_Exercise instructions_: Pick out each line with the word "menguasai" from the material that follows.

_Collection entries_:
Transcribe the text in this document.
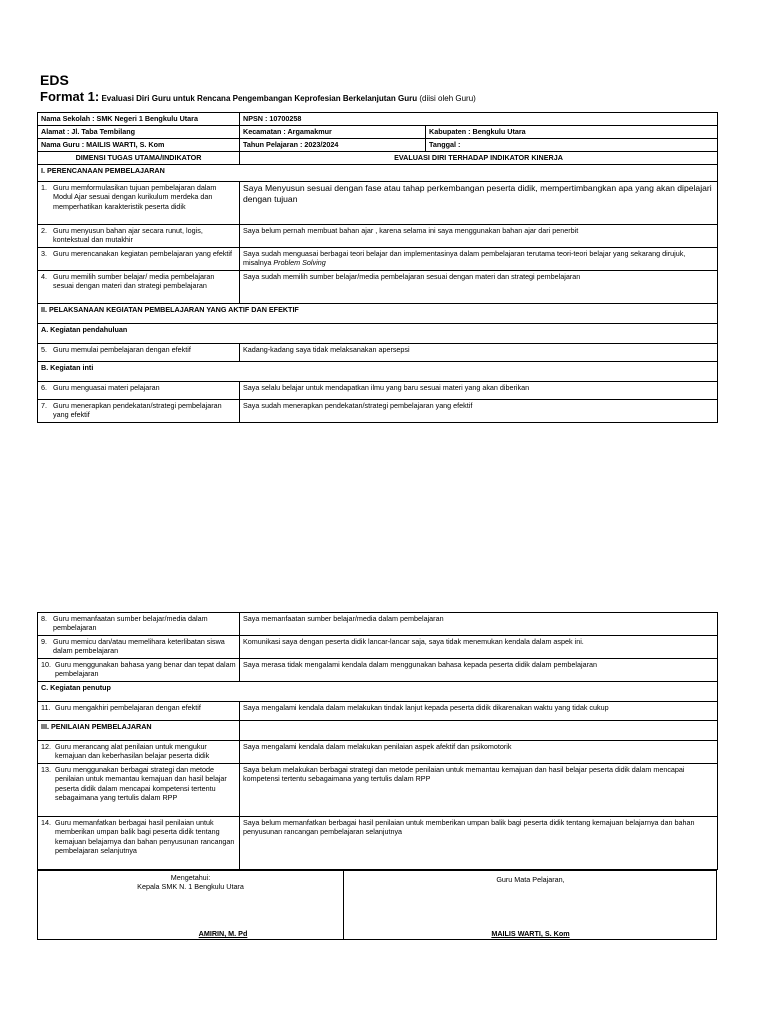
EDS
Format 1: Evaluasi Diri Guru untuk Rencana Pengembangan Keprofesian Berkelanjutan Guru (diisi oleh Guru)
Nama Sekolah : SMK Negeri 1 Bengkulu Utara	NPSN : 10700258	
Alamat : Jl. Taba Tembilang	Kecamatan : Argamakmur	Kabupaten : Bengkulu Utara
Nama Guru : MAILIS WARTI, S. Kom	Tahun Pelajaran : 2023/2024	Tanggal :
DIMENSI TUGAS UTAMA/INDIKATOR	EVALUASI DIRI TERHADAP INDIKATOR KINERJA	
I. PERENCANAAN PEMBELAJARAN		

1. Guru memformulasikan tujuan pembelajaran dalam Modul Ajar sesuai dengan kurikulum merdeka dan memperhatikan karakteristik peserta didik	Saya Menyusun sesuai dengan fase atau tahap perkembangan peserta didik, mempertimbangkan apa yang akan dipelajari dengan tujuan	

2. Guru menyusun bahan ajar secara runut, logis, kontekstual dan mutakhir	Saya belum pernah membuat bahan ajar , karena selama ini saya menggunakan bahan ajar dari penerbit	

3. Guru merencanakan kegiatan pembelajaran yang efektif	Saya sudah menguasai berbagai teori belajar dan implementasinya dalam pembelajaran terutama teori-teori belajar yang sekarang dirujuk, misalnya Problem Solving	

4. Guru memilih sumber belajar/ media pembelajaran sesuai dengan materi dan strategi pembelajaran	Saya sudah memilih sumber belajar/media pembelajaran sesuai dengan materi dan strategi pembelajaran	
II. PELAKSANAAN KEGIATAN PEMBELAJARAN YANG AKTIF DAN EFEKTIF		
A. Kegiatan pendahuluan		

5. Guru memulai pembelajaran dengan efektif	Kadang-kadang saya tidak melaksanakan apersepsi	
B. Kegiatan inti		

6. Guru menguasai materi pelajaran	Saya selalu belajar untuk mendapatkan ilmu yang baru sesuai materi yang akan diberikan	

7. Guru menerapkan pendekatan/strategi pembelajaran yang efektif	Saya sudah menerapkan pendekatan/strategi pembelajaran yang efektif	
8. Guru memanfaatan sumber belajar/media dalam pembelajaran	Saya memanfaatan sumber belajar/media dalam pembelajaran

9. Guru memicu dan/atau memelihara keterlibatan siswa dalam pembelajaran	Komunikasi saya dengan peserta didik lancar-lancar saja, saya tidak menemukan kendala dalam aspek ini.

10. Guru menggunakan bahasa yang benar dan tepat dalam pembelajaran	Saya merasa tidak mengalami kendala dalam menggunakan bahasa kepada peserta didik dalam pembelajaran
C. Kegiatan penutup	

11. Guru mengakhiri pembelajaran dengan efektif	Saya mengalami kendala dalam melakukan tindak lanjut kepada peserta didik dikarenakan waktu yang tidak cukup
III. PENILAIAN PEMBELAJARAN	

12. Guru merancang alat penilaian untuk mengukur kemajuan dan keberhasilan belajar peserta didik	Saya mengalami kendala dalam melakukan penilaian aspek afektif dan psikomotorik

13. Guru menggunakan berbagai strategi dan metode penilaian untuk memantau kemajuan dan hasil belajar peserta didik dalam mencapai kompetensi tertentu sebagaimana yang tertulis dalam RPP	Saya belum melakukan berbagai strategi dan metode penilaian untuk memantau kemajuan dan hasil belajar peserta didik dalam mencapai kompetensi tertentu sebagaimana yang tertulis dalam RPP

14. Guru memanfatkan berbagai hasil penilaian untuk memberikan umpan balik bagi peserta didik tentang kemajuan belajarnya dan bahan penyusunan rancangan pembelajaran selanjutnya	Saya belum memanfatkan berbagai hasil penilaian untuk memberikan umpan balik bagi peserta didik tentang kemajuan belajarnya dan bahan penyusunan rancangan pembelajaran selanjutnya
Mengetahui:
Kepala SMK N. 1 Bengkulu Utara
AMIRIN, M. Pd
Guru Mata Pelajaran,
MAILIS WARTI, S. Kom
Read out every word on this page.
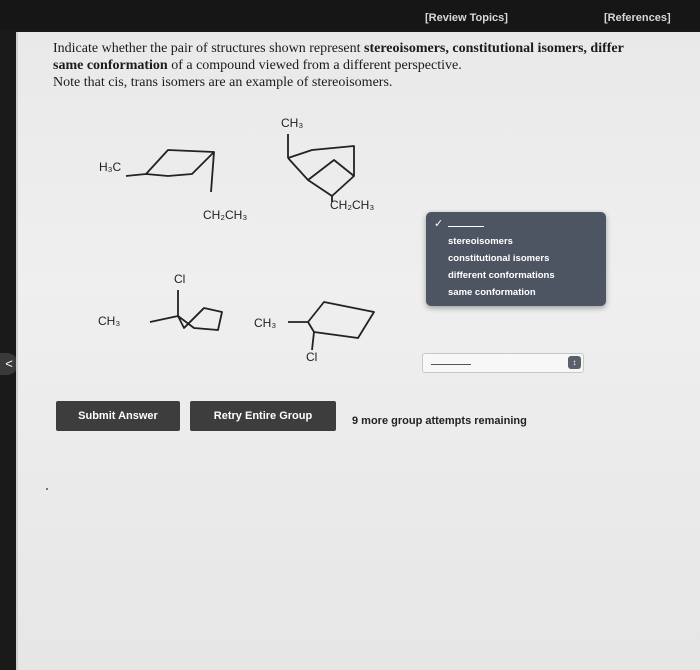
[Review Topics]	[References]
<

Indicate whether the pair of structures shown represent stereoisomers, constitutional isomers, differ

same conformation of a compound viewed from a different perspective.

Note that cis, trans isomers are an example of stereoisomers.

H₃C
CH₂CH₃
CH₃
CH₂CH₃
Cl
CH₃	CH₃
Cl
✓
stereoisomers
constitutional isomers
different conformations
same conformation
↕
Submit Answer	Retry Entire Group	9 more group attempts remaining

* * *

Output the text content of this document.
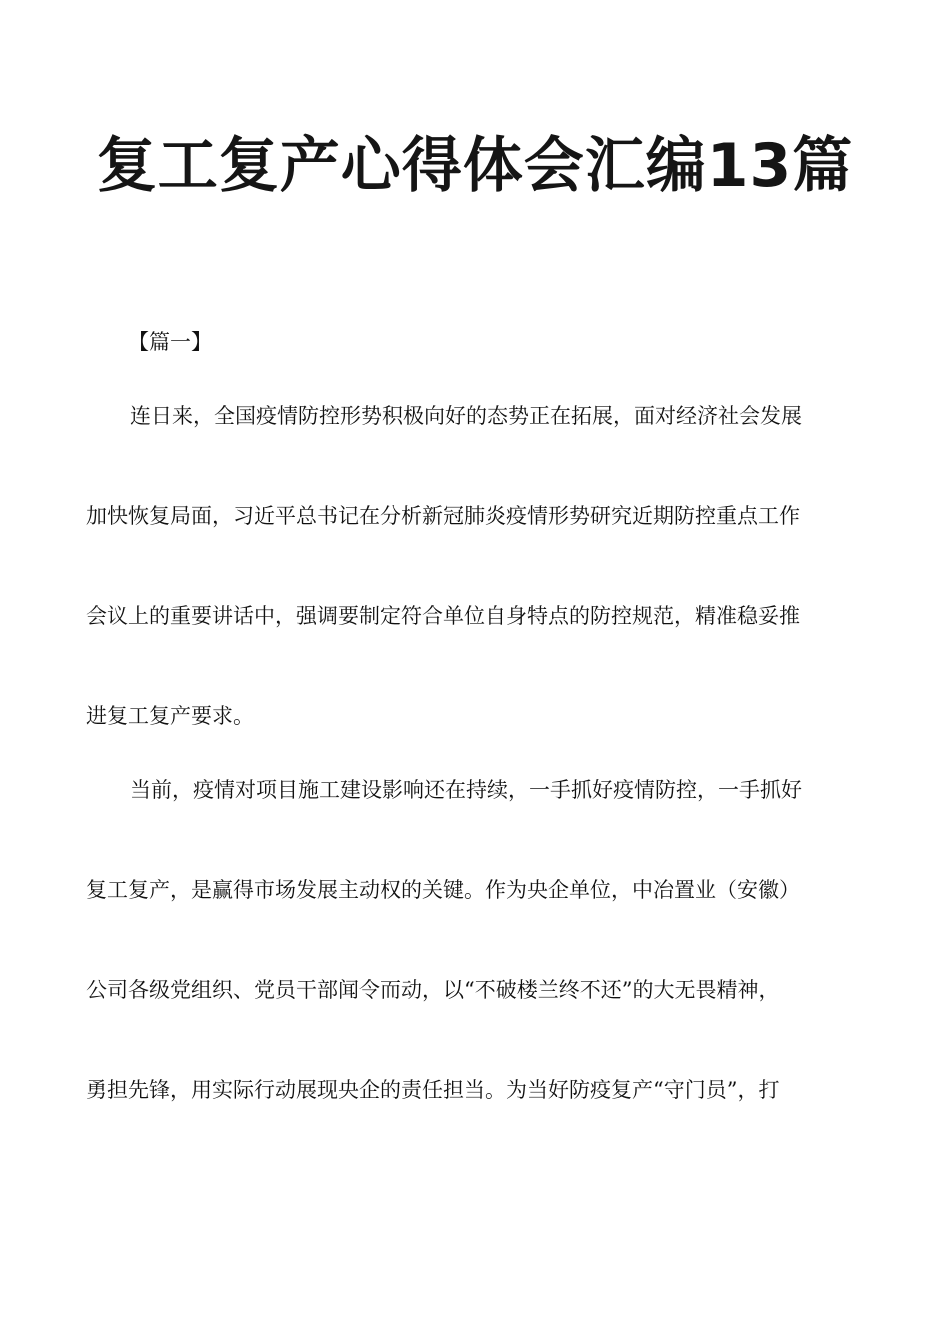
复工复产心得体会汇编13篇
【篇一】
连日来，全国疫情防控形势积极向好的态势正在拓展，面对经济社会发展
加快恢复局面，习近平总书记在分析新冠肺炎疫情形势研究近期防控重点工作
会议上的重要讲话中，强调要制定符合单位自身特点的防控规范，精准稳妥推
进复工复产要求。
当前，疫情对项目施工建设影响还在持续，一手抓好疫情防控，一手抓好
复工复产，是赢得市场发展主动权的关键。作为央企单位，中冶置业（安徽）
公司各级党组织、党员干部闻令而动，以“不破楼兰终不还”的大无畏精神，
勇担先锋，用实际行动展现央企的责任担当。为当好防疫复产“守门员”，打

==

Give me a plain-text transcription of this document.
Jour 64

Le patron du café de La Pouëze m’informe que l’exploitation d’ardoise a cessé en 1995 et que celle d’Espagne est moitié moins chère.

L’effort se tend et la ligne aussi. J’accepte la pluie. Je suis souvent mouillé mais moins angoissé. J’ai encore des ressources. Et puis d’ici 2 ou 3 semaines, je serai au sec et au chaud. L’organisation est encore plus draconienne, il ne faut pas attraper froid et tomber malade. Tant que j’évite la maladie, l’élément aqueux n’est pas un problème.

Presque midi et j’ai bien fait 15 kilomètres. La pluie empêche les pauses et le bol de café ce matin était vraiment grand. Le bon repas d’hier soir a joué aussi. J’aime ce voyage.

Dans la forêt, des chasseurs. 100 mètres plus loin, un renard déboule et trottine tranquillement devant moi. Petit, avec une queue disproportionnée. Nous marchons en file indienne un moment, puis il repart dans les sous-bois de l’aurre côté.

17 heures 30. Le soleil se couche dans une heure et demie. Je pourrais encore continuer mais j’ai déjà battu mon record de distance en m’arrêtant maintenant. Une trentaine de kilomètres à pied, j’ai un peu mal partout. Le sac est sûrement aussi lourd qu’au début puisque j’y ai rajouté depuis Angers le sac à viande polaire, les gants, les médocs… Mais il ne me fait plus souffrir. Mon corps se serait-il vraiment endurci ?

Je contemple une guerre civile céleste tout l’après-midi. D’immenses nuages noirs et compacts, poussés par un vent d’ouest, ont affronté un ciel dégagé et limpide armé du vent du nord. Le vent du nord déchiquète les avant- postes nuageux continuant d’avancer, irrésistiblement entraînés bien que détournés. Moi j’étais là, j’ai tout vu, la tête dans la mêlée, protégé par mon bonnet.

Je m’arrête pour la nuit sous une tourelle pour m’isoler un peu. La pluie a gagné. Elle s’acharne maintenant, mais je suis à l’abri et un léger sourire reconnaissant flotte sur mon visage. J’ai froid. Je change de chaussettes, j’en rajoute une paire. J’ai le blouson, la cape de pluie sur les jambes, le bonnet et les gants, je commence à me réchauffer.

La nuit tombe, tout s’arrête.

_The output_:
3. Guru merencanakan kegiatan pembelajaran yang efektif	Saya sudah menguasai berbagai teori belajar dan implementasinya dalam pembelajaran terutama teori-teori belajar yang sekarang dirujuk, misalnya Problem Solving	
6. Guru menguasai materi pelajaran	Saya selalu belajar untuk mendapatkan ilmu yang baru sesuai materi yang akan diberikan	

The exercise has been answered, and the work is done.